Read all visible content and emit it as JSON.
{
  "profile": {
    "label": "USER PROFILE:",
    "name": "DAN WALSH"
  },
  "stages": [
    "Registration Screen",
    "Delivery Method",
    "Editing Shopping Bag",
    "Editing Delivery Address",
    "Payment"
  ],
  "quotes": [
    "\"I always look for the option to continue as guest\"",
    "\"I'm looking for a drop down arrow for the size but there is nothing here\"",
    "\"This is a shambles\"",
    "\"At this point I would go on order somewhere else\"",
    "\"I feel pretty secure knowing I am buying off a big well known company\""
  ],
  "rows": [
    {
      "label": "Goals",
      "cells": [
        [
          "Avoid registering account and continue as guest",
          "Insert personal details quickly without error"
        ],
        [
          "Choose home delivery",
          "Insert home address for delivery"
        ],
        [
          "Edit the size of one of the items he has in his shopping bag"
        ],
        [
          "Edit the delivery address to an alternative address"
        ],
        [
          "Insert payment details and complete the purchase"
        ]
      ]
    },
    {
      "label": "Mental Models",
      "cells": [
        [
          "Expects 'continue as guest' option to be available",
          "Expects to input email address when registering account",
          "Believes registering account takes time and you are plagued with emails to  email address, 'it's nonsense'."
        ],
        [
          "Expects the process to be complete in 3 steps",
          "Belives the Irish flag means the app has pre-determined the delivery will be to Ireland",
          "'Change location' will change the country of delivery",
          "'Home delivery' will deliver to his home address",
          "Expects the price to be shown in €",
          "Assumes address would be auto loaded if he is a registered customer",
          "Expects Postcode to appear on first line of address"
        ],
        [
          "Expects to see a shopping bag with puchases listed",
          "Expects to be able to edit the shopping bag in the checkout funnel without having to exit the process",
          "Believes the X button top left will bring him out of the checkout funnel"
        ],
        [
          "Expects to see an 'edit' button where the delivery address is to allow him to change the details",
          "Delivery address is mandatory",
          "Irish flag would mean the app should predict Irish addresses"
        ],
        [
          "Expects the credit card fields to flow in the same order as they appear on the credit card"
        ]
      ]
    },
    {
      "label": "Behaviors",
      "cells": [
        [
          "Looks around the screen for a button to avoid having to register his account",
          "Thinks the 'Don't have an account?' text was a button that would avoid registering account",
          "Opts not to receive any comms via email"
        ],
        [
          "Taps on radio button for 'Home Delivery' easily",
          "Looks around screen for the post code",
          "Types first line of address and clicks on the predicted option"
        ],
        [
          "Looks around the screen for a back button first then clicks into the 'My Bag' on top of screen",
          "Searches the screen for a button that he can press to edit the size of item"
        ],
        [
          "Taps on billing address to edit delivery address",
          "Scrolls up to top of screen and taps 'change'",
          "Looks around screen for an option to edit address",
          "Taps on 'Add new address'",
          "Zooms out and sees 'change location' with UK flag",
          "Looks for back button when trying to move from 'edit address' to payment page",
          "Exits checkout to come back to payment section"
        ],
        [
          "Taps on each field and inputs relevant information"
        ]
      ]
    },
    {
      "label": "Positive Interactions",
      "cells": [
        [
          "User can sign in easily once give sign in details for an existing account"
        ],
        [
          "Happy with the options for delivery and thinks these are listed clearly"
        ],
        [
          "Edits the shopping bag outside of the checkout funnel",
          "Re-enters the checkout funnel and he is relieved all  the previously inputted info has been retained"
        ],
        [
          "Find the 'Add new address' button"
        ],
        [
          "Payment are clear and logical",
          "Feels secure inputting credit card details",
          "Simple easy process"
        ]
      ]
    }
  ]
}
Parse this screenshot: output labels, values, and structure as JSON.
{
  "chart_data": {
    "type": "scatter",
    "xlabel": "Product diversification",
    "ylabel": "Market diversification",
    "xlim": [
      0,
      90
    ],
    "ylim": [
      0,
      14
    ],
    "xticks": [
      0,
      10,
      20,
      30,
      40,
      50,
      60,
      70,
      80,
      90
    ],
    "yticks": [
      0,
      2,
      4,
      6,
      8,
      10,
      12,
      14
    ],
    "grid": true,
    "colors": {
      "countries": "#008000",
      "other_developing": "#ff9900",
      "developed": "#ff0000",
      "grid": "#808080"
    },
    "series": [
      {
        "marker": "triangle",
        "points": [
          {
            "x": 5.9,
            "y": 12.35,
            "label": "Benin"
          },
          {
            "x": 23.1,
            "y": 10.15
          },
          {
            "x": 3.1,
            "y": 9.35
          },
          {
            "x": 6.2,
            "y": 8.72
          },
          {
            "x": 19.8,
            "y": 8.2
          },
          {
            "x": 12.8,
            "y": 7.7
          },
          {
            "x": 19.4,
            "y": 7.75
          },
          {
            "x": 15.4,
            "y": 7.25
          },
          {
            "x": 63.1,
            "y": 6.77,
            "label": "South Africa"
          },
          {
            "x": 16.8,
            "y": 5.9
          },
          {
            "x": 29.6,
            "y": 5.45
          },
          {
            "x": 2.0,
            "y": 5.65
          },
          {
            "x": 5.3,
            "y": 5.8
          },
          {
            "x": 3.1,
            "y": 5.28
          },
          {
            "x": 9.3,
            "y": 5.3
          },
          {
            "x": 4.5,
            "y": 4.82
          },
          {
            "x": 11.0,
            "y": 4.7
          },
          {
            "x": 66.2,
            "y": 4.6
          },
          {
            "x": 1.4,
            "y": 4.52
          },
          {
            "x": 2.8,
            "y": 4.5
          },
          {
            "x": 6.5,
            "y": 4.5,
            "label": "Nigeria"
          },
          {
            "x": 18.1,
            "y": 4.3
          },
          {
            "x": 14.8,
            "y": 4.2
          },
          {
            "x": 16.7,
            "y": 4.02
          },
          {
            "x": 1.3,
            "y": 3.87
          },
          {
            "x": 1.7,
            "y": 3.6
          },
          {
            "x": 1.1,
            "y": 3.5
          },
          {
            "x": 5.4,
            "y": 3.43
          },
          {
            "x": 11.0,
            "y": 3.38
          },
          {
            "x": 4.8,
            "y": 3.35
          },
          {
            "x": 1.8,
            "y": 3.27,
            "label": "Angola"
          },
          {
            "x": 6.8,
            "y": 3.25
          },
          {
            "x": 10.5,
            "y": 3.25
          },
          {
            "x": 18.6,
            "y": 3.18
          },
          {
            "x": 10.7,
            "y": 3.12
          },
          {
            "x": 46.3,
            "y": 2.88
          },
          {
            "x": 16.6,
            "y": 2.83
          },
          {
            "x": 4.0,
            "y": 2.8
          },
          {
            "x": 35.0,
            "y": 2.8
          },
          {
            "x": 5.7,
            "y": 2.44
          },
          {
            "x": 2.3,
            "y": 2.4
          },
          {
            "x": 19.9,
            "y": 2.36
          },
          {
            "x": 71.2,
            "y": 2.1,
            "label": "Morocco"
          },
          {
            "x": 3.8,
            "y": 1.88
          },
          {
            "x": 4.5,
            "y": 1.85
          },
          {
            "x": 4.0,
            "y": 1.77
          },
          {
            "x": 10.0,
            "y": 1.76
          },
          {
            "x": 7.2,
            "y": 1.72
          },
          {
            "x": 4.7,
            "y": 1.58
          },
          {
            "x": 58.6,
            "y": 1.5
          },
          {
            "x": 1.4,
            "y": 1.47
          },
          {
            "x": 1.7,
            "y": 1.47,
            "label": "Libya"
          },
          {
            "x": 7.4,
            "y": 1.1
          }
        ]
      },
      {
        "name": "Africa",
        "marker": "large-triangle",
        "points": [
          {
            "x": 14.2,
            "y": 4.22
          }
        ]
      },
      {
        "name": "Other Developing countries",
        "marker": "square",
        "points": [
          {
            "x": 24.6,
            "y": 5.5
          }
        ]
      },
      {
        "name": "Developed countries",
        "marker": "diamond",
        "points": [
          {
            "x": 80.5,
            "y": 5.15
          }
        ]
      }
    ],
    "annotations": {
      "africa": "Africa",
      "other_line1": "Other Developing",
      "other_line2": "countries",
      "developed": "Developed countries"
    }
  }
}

Set problem: Each line of the listing should be echoed back exactly.

Answer for this exercise:
Read all visible content and emit it as JSON.
{
  "profile": {
    "label": "USER PROFILE:",
    "name": "DAN WALSH"
  },
  "stages": [
    "Registration Screen",
    "Delivery Method",
    "Editing Shopping Bag",
    "Editing Delivery Address",
    "Payment"
  ],
  "quotes": [
    "\"I always look for the option to continue as guest\"",
    "\"I'm looking for a drop down arrow for the size but there is nothing here\"",
    "\"This is a shambles\"",
    "\"At this point I would go on order somewhere else\"",
    "\"I feel pretty secure knowing I am buying off a big well known company\""
  ],
  "rows": [
    {
      "label": "Goals",
      "cells": [
        [
          "Avoid registering account and continue as guest",
          "Insert personal details quickly without error"
        ],
        [
          "Choose home delivery",
          "Insert home address for delivery"
        ],
        [
          "Edit the size of one of the items he has in his shopping bag"
        ],
        [
          "Edit the delivery address to an alternative address"
        ],
        [
          "Insert payment details and complete the purchase"
        ]
      ]
    },
    {
      "label": "Mental Models",
      "cells": [
        [
          "Expects 'continue as guest' option to be available",
          "Expects to input email address when registering account",
          "Believes registering account takes time and you are plagued with emails to  email address, 'it's nonsense'."
        ],
        [
          "Expects the process to be complete in 3 steps",
          "Belives the Irish flag means the app has pre-determined the delivery will be to Ireland",
          "'Change location' will change the country of delivery",
          "'Home delivery' will deliver to his home address",
          "Expects the price to be shown in €",
          "Assumes address would be auto loaded if he is a registered customer",
          "Expects Postcode to appear on first line of address"
        ],
        [
          "Expects to see a shopping bag with puchases listed",
          "Expects to be able to edit the shopping bag in the checkout funnel without having to exit the process",
          "Believes the X button top left will bring him out of the checkout funnel"
        ],
        [
          "Expects to see an 'edit' button where the delivery address is to allow him to change the details",
          "Delivery address is mandatory",
          "Irish flag would mean the app should predict Irish addresses"
        ],
        [
          "Expects the credit card fields to flow in the same order as they appear on the credit card"
        ]
      ]
    },
    {
      "label": "Behaviors",
      "cells": [
        [
          "Looks around the screen for a button to avoid having to register his account",
          "Thinks the 'Don't have an account?' text was a button that would avoid registering account",
          "Opts not to receive any comms via email"
        ],
        [
          "Taps on radio button for 'Home Delivery' easily",
          "Looks around screen for the post code",
          "Types first line of address and clicks on the predicted option"
        ],
        [
          "Looks around the screen for a back button first then clicks into the 'My Bag' on top of screen",
          "Searches the screen for a button that he can press to edit the size of item"
        ],
        [
          "Taps on billing address to edit delivery address",
          "Scrolls up to top of screen and taps 'change'",
          "Looks around screen for an option to edit address",
          "Taps on 'Add new address'",
          "Zooms out and sees 'change location' with UK flag",
          "Looks for back button when trying to move from 'edit address' to payment page",
          "Exits checkout to come back to payment section"
        ],
        [
          "Taps on each field and inputs relevant information"
        ]
      ]
    },
    {
      "label": "Positive Interactions",
      "cells": [
        [
          "User can sign in easily once give sign in details for an existing account"
        ],
        [
          "Happy with the options for delivery and thinks these are listed clearly"
        ],
        [
          "Edits the shopping bag outside of the checkout funnel",
          "Re-enters the checkout funnel and he is relieved all  the previously inputted info has been retained"
        ],
        [
          "Find the 'Add new address' button"
        ],
        [
          "Payment are clear and logical",
          "Feels secure inputting credit card details",
          "Simple easy process"
        ]
      ]
    }
  ]
}
Parse this screenshot: output labels, values, and structure as JSON.
{
  "chart_data": {
    "type": "scatter",
    "xlabel": "Product diversification",
    "ylabel": "Market diversification",
    "xlim": [
      0,
      90
    ],
    "ylim": [
      0,
      14
    ],
    "xticks": [
      0,
      10,
      20,
      30,
      40,
      50,
      60,
      70,
      80,
      90
    ],
    "yticks": [
      0,
      2,
      4,
      6,
      8,
      10,
      12,
      14
    ],
    "grid": true,
    "colors": {
      "countries": "#008000",
      "other_developing": "#ff9900",
      "developed": "#ff0000",
      "grid": "#808080"
    },
    "series": [
      {
        "marker": "triangle",
        "points": [
          {
            "x": 5.9,
            "y": 12.35,
            "label": "Benin"
          },
          {
            "x": 23.1,
            "y": 10.15
          },
          {
            "x": 3.1,
            "y": 9.35
          },
          {
            "x": 6.2,
            "y": 8.72
          },
          {
            "x": 19.8,
            "y": 8.2
          },
          {
            "x": 12.8,
            "y": 7.7
          },
          {
            "x": 19.4,
            "y": 7.75
          },
          {
            "x": 15.4,
            "y": 7.25
          },
          {
            "x": 63.1,
            "y": 6.77,
            "label": "South Africa"
          },
          {
            "x": 16.8,
            "y": 5.9
          },
          {
            "x": 29.6,
            "y": 5.45
          },
          {
            "x": 2.0,
            "y": 5.65
          },
          {
            "x": 5.3,
            "y": 5.8
          },
          {
            "x": 3.1,
            "y": 5.28
          },
          {
            "x": 9.3,
            "y": 5.3
          },
          {
            "x": 4.5,
            "y": 4.82
          },
          {
            "x": 11.0,
            "y": 4.7
          },
          {
            "x": 66.2,
            "y": 4.6
          },
          {
            "x": 1.4,
            "y": 4.52
          },
          {
            "x": 2.8,
            "y": 4.5
          },
          {
            "x": 6.5,
            "y": 4.5,
            "label": "Nigeria"
          },
          {
            "x": 18.1,
            "y": 4.3
          },
          {
            "x": 14.8,
            "y": 4.2
          },
          {
            "x": 16.7,
            "y": 4.02
          },
          {
            "x": 1.3,
            "y": 3.87
          },
          {
            "x": 1.7,
            "y": 3.6
          },
          {
            "x": 1.1,
            "y": 3.5
          },
          {
            "x": 5.4,
            "y": 3.43
          },
          {
            "x": 11.0,
            "y": 3.38
          },
          {
            "x": 4.8,
            "y": 3.35
          },
          {
            "x": 1.8,
            "y": 3.27,
            "label": "Angola"
          },
          {
            "x": 6.8,
            "y": 3.25
          },
          {
            "x": 10.5,
            "y": 3.25
          },
          {
            "x": 18.6,
            "y": 3.18
          },
          {
            "x": 10.7,
            "y": 3.12
          },
          {
            "x": 46.3,
            "y": 2.88
          },
          {
            "x": 16.6,
            "y": 2.83
          },
          {
            "x": 4.0,
            "y": 2.8
          },
          {
            "x": 35.0,
            "y": 2.8
          },
          {
            "x": 5.7,
            "y": 2.44
          },
          {
            "x": 2.3,
            "y": 2.4
          },
          {
            "x": 19.9,
            "y": 2.36
          },
          {
            "x": 71.2,
            "y": 2.1,
            "label": "Morocco"
          },
          {
            "x": 3.8,
            "y": 1.88
          },
          {
            "x": 4.5,
            "y": 1.85
          },
          {
            "x": 4.0,
            "y": 1.77
          },
          {
            "x": 10.0,
            "y": 1.76
          },
          {
            "x": 7.2,
            "y": 1.72
          },
          {
            "x": 4.7,
            "y": 1.58
          },
          {
            "x": 58.6,
            "y": 1.5
          },
          {
            "x": 1.4,
            "y": 1.47
          },
          {
            "x": 1.7,
            "y": 1.47,
            "label": "Libya"
          },
          {
            "x": 7.4,
            "y": 1.1
          }
        ]
      },
      {
        "name": "Africa",
        "marker": "large-triangle",
        "points": [
          {
            "x": 14.2,
            "y": 4.22
          }
        ]
      },
      {
        "name": "Other Developing countries",
        "marker": "square",
        "points": [
          {
            "x": 24.6,
            "y": 5.5
          }
        ]
      },
      {
        "name": "Developed countries",
        "marker": "diamond",
        "points": [
          {
            "x": 80.5,
            "y": 5.15
          }
        ]
      }
    ],
    "annotations": {
      "africa": "Africa",
      "other_line1": "Other Developing",
      "other_line2": "countries",
      "developed": "Developed countries"
    }
  }
}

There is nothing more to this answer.